Excerpts from a figure dataset:
* start *

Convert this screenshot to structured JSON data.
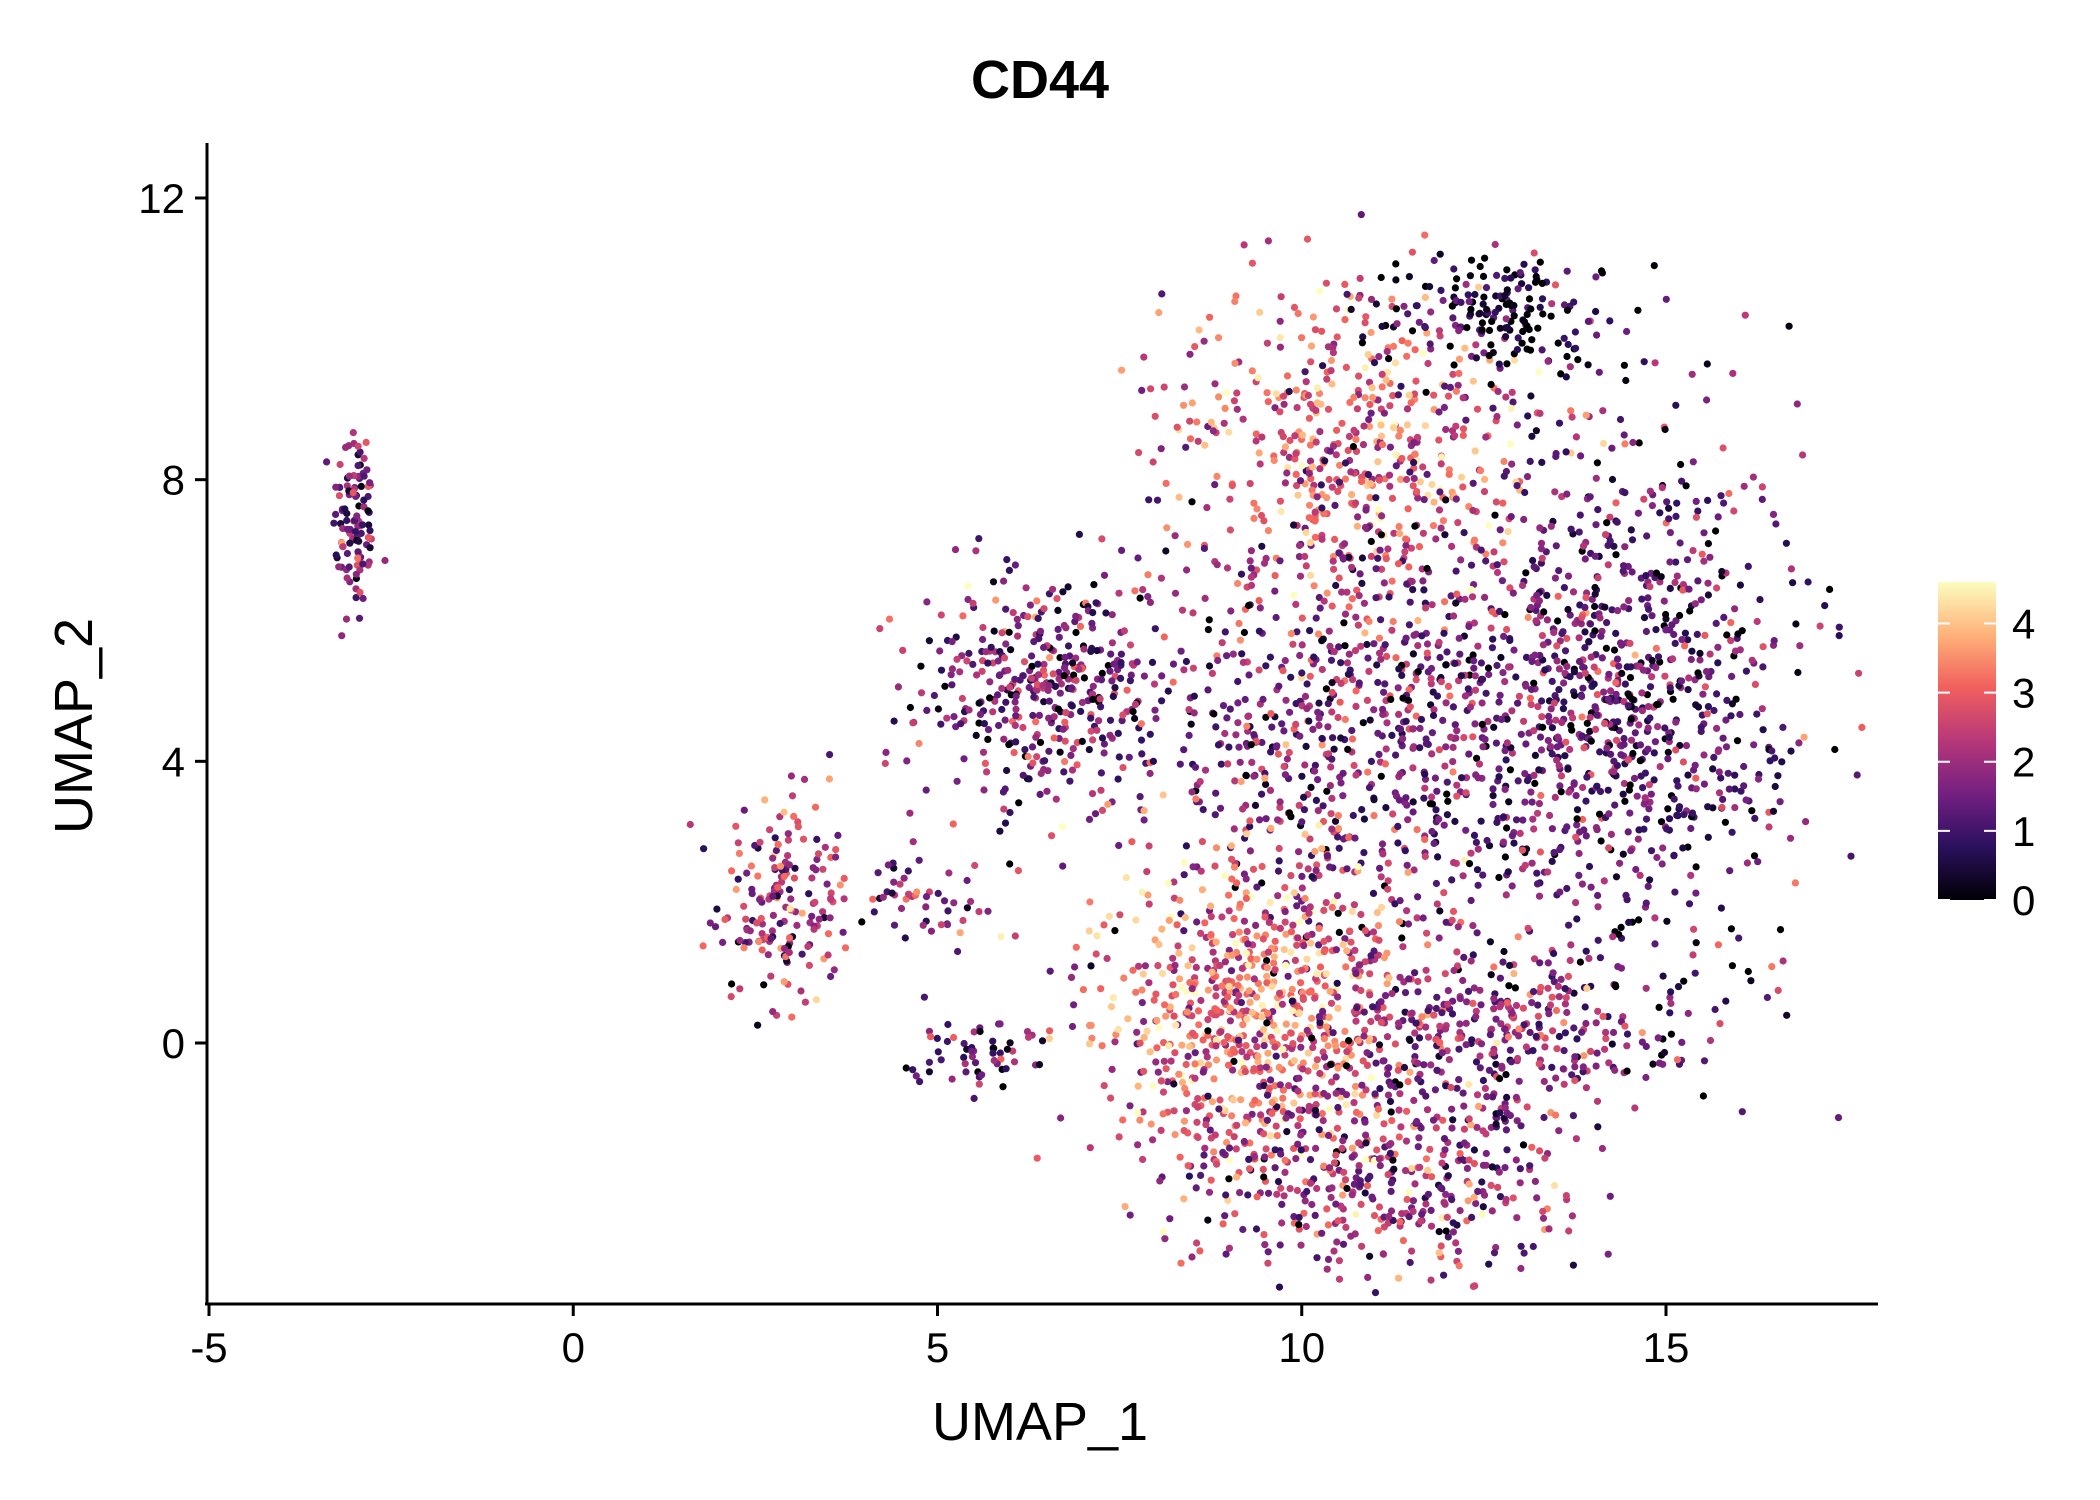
{
  "chart_data": {
    "type": "scatter",
    "title": "CD44",
    "xlabel": "UMAP_1",
    "ylabel": "UMAP_2",
    "xlim": [
      -5.1,
      18
    ],
    "ylim": [
      -3.7,
      12.8
    ],
    "x_ticks": [
      -5,
      0,
      5,
      10,
      15
    ],
    "y_ticks": [
      0,
      4,
      8,
      12
    ],
    "x_tick_labels": [
      "-5",
      "0",
      "5",
      "10",
      "15"
    ],
    "y_tick_labels": [
      "0",
      "4",
      "8",
      "12"
    ],
    "grid": false,
    "color_scale": {
      "name": "magma",
      "min": 0,
      "max": 4.6,
      "ticks": [
        0,
        1,
        2,
        3,
        4
      ],
      "tick_labels": [
        "0",
        "1",
        "2",
        "3",
        "4"
      ],
      "colors": [
        "#000004",
        "#2c115f",
        "#721f81",
        "#b73779",
        "#f1605d",
        "#feb078",
        "#fcfdbf"
      ],
      "legend_position": "right"
    },
    "clusters": [
      {
        "name": "left-thin-strip",
        "n": 110,
        "x_center": -3.0,
        "y_center": 7.4,
        "x_sd": 0.15,
        "y_sd": 0.75,
        "mean_expression": 1.6
      },
      {
        "name": "mid-left-island",
        "n": 180,
        "x_center": 2.9,
        "y_center": 2.0,
        "x_sd": 0.45,
        "y_sd": 0.75,
        "mean_expression": 2.1
      },
      {
        "name": "mid-streak",
        "n": 50,
        "x_center": 4.8,
        "y_center": 2.0,
        "x_sd": 0.6,
        "y_sd": 0.3,
        "mean_expression": 1.8
      },
      {
        "name": "small-bottom-island",
        "n": 60,
        "x_center": 5.5,
        "y_center": -0.1,
        "x_sd": 0.45,
        "y_sd": 0.25,
        "mean_expression": 1.2
      },
      {
        "name": "main-upper-left-arm",
        "n": 420,
        "x_center": 6.5,
        "y_center": 5.0,
        "x_sd": 0.9,
        "y_sd": 0.9,
        "mean_expression": 1.6
      },
      {
        "name": "main-top-hotspot",
        "n": 520,
        "x_center": 10.7,
        "y_center": 8.6,
        "x_sd": 1.3,
        "y_sd": 1.1,
        "mean_expression": 2.9
      },
      {
        "name": "main-top-right-edge",
        "n": 180,
        "x_center": 12.7,
        "y_center": 10.4,
        "x_sd": 0.9,
        "y_sd": 0.45,
        "mean_expression": 0.4
      },
      {
        "name": "main-right-lobe",
        "n": 900,
        "x_center": 14.5,
        "y_center": 4.8,
        "x_sd": 1.2,
        "y_sd": 1.9,
        "mean_expression": 1.2
      },
      {
        "name": "main-center",
        "n": 900,
        "x_center": 11.0,
        "y_center": 4.5,
        "x_sd": 1.6,
        "y_sd": 1.7,
        "mean_expression": 1.6
      },
      {
        "name": "main-bottom-hotspot",
        "n": 700,
        "x_center": 9.3,
        "y_center": 0.5,
        "x_sd": 1.0,
        "y_sd": 1.1,
        "mean_expression": 3.1
      },
      {
        "name": "main-bottom-lobe",
        "n": 500,
        "x_center": 11.0,
        "y_center": -1.8,
        "x_sd": 1.5,
        "y_sd": 0.75,
        "mean_expression": 1.9
      },
      {
        "name": "main-lower-band",
        "n": 350,
        "x_center": 12.5,
        "y_center": 0.2,
        "x_sd": 1.3,
        "y_sd": 0.5,
        "mean_expression": 1.9
      }
    ]
  }
}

* end *

Goal: Scan the listing above and identify each line holding the string "island"; copy every such line.

Correct output:
        "name": "mid-left-island",
        "name": "small-bottom-island",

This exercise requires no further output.